Stated problem: Without the images, output each record below as it stands.

Data for this task:
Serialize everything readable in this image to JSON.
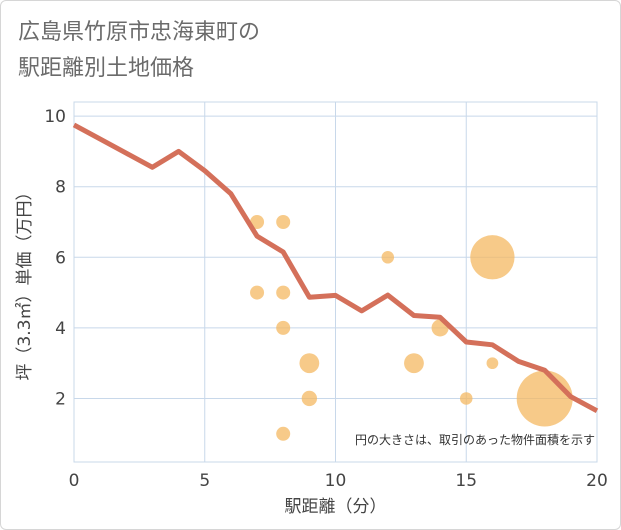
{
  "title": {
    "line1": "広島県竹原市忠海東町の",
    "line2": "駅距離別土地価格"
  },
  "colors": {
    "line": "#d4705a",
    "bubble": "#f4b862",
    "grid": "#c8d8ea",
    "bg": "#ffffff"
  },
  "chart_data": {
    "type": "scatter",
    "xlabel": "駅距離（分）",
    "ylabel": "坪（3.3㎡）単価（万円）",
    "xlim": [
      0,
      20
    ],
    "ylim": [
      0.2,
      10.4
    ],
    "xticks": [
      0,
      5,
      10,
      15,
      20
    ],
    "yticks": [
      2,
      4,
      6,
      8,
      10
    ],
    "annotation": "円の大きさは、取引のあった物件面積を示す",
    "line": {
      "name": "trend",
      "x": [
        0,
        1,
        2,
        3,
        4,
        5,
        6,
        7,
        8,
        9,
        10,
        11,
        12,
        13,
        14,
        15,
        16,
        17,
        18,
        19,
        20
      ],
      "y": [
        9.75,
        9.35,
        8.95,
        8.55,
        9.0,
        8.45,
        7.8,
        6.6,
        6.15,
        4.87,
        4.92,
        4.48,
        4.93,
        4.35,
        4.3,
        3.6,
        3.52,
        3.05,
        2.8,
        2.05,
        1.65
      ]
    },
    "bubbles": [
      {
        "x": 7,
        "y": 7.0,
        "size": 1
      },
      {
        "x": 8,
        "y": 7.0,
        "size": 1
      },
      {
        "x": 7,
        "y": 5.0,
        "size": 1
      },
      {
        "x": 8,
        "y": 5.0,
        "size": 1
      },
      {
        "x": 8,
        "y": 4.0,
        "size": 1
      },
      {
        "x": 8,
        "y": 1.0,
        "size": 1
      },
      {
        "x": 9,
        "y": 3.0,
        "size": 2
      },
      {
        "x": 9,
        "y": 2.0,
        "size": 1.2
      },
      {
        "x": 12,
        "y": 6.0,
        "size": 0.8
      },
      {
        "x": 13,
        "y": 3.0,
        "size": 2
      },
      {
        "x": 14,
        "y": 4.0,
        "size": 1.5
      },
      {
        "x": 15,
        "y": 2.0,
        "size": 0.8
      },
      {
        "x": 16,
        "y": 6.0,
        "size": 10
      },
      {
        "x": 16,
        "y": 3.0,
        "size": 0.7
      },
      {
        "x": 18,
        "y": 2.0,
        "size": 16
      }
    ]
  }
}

Solution to the exercise:
Serialize everything readable in this image to JSON.
{
  "title": {
    "line1": "広島県竹原市忠海東町の",
    "line2": "駅距離別土地価格"
  },
  "colors": {
    "line": "#d4705a",
    "bubble": "#f4b862",
    "grid": "#c8d8ea",
    "bg": "#ffffff"
  },
  "chart_data": {
    "type": "scatter",
    "xlabel": "駅距離（分）",
    "ylabel": "坪（3.3㎡）単価（万円）",
    "xlim": [
      0,
      20
    ],
    "ylim": [
      0.2,
      10.4
    ],
    "xticks": [
      0,
      5,
      10,
      15,
      20
    ],
    "yticks": [
      2,
      4,
      6,
      8,
      10
    ],
    "annotation": "円の大きさは、取引のあった物件面積を示す",
    "line": {
      "name": "trend",
      "x": [
        0,
        1,
        2,
        3,
        4,
        5,
        6,
        7,
        8,
        9,
        10,
        11,
        12,
        13,
        14,
        15,
        16,
        17,
        18,
        19,
        20
      ],
      "y": [
        9.75,
        9.35,
        8.95,
        8.55,
        9.0,
        8.45,
        7.8,
        6.6,
        6.15,
        4.87,
        4.92,
        4.48,
        4.93,
        4.35,
        4.3,
        3.6,
        3.52,
        3.05,
        2.8,
        2.05,
        1.65
      ]
    },
    "bubbles": [
      {
        "x": 7,
        "y": 7.0,
        "size": 1
      },
      {
        "x": 8,
        "y": 7.0,
        "size": 1
      },
      {
        "x": 7,
        "y": 5.0,
        "size": 1
      },
      {
        "x": 8,
        "y": 5.0,
        "size": 1
      },
      {
        "x": 8,
        "y": 4.0,
        "size": 1
      },
      {
        "x": 8,
        "y": 1.0,
        "size": 1
      },
      {
        "x": 9,
        "y": 3.0,
        "size": 2
      },
      {
        "x": 9,
        "y": 2.0,
        "size": 1.2
      },
      {
        "x": 12,
        "y": 6.0,
        "size": 0.8
      },
      {
        "x": 13,
        "y": 3.0,
        "size": 2
      },
      {
        "x": 14,
        "y": 4.0,
        "size": 1.5
      },
      {
        "x": 15,
        "y": 2.0,
        "size": 0.8
      },
      {
        "x": 16,
        "y": 6.0,
        "size": 10
      },
      {
        "x": 16,
        "y": 3.0,
        "size": 0.7
      },
      {
        "x": 18,
        "y": 2.0,
        "size": 16
      }
    ]
  }
}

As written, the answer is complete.